WORK TO COMPLETE:
Gather all lines with "true" from the records.

——

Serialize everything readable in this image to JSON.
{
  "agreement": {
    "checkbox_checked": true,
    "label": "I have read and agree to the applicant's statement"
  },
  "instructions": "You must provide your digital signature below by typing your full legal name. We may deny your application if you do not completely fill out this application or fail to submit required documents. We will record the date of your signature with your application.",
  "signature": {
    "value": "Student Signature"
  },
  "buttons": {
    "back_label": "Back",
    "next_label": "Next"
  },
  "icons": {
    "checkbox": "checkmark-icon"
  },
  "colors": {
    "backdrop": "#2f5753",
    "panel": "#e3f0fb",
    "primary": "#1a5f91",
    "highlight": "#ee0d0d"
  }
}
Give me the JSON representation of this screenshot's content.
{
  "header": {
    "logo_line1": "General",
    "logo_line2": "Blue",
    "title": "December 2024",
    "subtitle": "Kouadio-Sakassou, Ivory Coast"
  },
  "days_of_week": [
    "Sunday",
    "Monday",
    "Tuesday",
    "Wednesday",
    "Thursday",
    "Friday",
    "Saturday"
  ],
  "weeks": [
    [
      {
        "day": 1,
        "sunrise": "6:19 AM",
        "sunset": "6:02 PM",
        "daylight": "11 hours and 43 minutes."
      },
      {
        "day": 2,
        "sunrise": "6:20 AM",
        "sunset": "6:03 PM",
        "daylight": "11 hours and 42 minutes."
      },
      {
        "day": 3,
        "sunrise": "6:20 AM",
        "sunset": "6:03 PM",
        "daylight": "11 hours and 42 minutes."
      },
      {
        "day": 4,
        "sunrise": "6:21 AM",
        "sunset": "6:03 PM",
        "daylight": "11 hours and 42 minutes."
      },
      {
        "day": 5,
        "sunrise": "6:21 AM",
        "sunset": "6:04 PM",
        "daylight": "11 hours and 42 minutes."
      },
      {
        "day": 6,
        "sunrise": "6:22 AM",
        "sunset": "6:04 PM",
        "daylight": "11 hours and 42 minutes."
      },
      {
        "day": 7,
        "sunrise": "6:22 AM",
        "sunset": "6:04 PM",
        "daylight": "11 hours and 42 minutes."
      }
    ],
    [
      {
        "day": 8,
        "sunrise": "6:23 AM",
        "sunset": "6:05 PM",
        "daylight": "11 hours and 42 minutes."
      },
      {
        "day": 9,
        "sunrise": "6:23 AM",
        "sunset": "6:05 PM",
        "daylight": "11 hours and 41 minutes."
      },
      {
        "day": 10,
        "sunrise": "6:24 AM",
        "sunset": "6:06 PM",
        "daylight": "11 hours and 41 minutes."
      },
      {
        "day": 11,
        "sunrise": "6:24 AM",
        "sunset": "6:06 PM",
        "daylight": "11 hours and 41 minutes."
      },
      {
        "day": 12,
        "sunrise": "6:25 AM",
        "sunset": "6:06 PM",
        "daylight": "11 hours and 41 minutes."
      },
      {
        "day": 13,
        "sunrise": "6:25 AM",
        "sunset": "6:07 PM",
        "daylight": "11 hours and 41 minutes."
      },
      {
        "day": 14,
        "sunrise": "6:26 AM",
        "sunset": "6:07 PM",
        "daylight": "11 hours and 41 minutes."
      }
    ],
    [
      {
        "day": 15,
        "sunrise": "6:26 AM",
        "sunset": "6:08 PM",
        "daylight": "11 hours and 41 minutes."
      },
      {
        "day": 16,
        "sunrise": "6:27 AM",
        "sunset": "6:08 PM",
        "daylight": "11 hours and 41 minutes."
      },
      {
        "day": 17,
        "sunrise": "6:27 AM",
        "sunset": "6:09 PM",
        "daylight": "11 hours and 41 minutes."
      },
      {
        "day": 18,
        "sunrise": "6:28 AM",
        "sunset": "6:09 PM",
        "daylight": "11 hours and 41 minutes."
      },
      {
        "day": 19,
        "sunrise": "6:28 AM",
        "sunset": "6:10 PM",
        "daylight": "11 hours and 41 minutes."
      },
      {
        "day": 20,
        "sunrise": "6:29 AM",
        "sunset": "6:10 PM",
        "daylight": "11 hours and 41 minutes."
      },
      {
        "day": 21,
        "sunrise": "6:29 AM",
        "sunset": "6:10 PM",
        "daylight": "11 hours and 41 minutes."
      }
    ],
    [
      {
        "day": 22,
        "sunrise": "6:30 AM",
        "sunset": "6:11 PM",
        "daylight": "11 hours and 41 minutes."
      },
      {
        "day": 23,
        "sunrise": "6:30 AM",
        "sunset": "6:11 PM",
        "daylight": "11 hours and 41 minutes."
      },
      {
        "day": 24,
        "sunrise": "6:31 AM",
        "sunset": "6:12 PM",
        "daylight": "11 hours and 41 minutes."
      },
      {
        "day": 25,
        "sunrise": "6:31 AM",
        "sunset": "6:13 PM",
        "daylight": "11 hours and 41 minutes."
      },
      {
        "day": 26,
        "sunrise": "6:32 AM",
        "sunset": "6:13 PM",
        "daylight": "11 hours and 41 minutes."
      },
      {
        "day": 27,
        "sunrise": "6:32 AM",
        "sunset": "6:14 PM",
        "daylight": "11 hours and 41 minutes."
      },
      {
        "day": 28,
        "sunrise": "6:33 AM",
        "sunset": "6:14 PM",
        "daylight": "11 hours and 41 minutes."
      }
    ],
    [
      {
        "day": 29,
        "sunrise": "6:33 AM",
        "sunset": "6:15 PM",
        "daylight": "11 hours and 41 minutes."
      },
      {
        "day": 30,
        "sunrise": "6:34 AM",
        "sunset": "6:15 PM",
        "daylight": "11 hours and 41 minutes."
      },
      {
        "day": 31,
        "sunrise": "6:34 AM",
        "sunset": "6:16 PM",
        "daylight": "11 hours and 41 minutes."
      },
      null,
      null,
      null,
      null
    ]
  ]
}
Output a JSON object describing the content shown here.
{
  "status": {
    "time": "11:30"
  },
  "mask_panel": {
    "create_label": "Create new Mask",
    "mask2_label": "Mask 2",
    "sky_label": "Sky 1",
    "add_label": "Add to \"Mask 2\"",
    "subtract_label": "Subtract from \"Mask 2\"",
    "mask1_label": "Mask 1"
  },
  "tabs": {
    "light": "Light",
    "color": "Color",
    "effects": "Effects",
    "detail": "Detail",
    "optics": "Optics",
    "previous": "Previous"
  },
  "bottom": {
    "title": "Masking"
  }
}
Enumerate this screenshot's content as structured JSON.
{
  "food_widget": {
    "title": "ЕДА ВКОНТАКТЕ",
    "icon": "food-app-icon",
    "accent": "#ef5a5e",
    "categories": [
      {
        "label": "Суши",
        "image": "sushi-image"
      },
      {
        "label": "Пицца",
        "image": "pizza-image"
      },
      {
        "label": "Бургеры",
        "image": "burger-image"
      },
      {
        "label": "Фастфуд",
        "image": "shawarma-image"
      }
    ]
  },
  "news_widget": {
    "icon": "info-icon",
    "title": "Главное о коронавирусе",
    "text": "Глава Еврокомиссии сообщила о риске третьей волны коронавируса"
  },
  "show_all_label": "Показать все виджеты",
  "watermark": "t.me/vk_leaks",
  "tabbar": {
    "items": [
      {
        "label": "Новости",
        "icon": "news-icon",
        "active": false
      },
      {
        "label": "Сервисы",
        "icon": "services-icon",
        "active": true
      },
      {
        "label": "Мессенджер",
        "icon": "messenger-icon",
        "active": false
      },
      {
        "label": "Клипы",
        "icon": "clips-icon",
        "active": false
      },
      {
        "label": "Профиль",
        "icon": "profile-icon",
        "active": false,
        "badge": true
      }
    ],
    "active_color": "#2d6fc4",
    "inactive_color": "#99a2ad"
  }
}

——

TASK SOLUTION:
    "checkbox_checked": true,
        "active": true
        "badge": true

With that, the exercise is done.